Problem to solve >> Retype the full set of records. Keep every character identical.
----
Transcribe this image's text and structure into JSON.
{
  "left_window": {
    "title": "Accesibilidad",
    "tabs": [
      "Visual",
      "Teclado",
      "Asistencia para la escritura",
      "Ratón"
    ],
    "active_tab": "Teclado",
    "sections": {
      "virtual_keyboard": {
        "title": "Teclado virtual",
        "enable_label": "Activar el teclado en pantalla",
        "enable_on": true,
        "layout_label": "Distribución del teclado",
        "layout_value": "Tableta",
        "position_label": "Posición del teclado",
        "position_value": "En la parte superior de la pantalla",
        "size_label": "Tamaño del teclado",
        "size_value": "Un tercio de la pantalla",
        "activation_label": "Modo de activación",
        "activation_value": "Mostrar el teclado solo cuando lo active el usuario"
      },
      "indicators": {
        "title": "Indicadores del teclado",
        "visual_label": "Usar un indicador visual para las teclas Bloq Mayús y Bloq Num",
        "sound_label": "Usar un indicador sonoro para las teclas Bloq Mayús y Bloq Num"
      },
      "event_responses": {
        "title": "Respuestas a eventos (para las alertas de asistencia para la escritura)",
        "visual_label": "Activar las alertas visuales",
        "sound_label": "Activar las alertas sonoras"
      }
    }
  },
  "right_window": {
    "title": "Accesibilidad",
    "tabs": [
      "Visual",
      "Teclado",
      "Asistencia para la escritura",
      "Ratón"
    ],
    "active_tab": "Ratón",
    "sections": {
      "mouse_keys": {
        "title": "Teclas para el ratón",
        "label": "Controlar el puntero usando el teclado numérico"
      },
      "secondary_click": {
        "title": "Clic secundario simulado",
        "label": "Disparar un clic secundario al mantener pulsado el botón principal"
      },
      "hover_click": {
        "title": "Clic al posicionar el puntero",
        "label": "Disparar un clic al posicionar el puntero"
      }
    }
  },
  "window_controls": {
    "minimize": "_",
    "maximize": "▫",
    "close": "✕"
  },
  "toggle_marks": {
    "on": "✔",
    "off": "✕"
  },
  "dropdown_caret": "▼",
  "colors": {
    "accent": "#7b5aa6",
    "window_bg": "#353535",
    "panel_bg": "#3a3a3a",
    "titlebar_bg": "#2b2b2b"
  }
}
----
Expected output >>
Transcribe this image's text and structure into JSON.
{
  "left_window": {
    "title": "Accesibilidad",
    "tabs": [
      "Visual",
      "Teclado",
      "Asistencia para la escritura",
      "Ratón"
    ],
    "active_tab": "Teclado",
    "sections": {
      "virtual_keyboard": {
        "title": "Teclado virtual",
        "enable_label": "Activar el teclado en pantalla",
        "enable_on": true,
        "layout_label": "Distribución del teclado",
        "layout_value": "Tableta",
        "position_label": "Posición del teclado",
        "position_value": "En la parte superior de la pantalla",
        "size_label": "Tamaño del teclado",
        "size_value": "Un tercio de la pantalla",
        "activation_label": "Modo de activación",
        "activation_value": "Mostrar el teclado solo cuando lo active el usuario"
      },
      "indicators": {
        "title": "Indicadores del teclado",
        "visual_label": "Usar un indicador visual para las teclas Bloq Mayús y Bloq Num",
        "sound_label": "Usar un indicador sonoro para las teclas Bloq Mayús y Bloq Num"
      },
      "event_responses": {
        "title": "Respuestas a eventos (para las alertas de asistencia para la escritura)",
        "visual_label": "Activar las alertas visuales",
        "sound_label": "Activar las alertas sonoras"
      }
    }
  },
  "right_window": {
    "title": "Accesibilidad",
    "tabs": [
      "Visual",
      "Teclado",
      "Asistencia para la escritura",
      "Ratón"
    ],
    "active_tab": "Ratón",
    "sections": {
      "mouse_keys": {
        "title": "Teclas para el ratón",
        "label": "Controlar el puntero usando el teclado numérico"
      },
      "secondary_click": {
        "title": "Clic secundario simulado",
        "label": "Disparar un clic secundario al mantener pulsado el botón principal"
      },
      "hover_click": {
        "title": "Clic al posicionar el puntero",
        "label": "Disparar un clic al posicionar el puntero"
      }
    }
  },
  "window_controls": {
    "minimize": "_",
    "maximize": "▫",
    "close": "✕"
  },
  "toggle_marks": {
    "on": "✔",
    "off": "✕"
  },
  "dropdown_caret": "▼",
  "colors": {
    "accent": "#7b5aa6",
    "window_bg": "#353535",
    "panel_bg": "#3a3a3a",
    "titlebar_bg": "#2b2b2b"
  }
}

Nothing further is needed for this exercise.